___ PROVIDED DATA

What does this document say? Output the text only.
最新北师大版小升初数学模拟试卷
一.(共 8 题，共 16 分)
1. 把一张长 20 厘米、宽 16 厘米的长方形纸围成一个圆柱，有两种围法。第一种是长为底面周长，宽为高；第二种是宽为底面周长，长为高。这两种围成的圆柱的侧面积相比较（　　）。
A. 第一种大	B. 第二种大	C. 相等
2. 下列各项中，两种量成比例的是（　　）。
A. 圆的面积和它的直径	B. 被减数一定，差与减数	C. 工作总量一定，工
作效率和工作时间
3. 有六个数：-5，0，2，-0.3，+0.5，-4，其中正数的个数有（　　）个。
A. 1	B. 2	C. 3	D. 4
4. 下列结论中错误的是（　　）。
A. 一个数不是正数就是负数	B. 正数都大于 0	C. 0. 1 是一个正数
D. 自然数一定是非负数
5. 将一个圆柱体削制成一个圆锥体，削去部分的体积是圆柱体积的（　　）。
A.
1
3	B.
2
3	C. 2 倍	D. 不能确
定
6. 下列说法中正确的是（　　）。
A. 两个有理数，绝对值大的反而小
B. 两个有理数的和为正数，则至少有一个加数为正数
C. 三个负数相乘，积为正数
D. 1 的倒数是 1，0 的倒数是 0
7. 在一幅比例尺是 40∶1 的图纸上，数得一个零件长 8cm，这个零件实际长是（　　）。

______
___ PROVIDED DATA

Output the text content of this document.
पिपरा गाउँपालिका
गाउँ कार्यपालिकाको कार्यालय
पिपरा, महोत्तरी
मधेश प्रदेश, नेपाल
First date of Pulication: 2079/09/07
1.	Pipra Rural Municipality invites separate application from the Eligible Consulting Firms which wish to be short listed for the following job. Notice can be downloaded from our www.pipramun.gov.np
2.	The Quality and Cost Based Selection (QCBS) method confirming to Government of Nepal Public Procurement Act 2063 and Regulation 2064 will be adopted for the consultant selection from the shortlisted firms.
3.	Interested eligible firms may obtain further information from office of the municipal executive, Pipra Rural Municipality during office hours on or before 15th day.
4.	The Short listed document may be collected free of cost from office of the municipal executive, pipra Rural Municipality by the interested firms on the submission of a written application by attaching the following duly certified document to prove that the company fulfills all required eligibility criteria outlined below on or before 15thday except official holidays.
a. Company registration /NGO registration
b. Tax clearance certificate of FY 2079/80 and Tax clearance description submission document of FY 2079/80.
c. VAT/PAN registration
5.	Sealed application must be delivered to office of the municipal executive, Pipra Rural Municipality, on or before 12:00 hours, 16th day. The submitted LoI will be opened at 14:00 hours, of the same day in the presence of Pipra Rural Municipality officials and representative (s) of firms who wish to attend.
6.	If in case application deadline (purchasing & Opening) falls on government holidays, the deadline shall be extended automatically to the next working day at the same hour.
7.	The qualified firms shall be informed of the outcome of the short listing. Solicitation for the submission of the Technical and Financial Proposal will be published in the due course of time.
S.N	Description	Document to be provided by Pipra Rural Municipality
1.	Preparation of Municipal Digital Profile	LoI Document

______
___ PROVIDED DATA

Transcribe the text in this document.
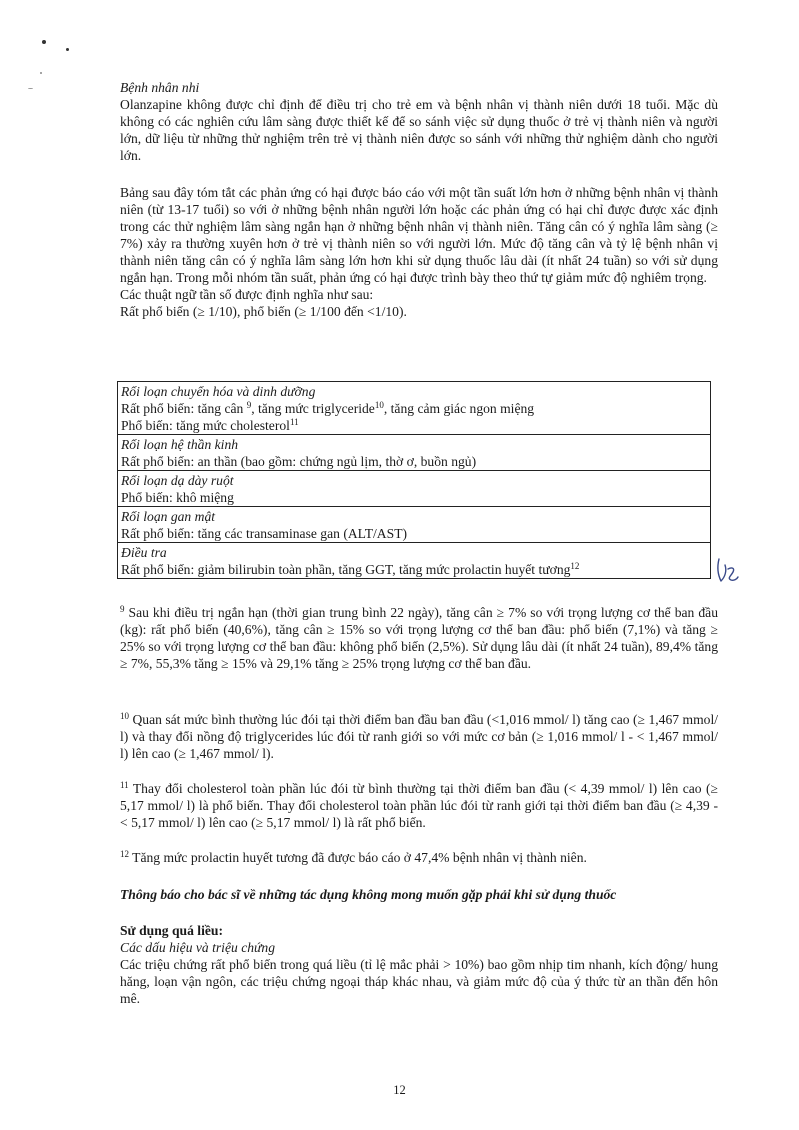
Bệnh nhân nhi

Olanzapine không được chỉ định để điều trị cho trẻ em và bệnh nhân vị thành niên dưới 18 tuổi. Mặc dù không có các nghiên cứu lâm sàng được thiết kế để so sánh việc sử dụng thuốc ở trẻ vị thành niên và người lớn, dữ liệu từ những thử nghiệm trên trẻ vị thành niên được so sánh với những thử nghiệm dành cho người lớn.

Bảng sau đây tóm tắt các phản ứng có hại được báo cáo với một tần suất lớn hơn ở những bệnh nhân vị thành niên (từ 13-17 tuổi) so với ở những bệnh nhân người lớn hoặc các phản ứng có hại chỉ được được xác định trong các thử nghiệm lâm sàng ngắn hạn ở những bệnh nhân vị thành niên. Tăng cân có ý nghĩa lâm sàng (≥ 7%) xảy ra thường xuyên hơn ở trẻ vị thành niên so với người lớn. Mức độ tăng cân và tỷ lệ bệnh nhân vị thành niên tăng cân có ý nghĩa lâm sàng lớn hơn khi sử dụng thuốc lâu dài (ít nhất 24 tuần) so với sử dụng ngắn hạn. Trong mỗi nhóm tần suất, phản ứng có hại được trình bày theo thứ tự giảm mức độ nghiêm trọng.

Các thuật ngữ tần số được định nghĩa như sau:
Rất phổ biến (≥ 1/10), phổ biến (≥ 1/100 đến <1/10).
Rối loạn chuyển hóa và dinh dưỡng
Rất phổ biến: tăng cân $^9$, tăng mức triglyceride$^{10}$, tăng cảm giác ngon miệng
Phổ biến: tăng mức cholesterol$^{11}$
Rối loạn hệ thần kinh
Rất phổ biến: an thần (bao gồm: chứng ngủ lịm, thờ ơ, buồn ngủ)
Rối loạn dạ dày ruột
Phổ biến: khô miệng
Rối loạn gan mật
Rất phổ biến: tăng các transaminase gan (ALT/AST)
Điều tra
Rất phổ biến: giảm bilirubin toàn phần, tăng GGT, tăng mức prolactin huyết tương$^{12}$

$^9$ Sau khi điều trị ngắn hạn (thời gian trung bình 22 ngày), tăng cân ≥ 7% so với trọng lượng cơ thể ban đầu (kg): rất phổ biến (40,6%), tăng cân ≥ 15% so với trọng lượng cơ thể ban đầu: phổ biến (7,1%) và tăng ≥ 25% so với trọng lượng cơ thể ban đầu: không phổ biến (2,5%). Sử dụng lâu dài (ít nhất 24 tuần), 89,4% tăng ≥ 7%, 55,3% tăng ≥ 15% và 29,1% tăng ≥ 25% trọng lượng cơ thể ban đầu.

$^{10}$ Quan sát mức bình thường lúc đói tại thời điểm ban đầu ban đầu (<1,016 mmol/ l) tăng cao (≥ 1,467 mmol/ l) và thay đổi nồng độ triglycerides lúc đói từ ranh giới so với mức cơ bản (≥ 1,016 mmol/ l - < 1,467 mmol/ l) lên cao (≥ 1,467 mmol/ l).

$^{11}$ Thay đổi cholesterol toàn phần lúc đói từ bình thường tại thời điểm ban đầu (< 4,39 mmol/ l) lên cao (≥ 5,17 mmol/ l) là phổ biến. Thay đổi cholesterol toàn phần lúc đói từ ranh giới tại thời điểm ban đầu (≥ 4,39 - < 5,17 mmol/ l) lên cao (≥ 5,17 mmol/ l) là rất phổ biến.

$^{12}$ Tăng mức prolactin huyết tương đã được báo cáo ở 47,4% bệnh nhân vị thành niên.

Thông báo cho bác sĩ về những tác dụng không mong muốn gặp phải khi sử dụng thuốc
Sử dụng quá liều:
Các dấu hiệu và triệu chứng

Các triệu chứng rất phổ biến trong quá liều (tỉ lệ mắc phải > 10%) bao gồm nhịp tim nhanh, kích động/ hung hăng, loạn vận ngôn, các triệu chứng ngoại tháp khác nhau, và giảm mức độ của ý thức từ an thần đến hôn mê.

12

______

▸ SHORT TASK
Determine how many lines include the word "tuổi" and report that number by itself.

▸ CORRECT ANSWER
2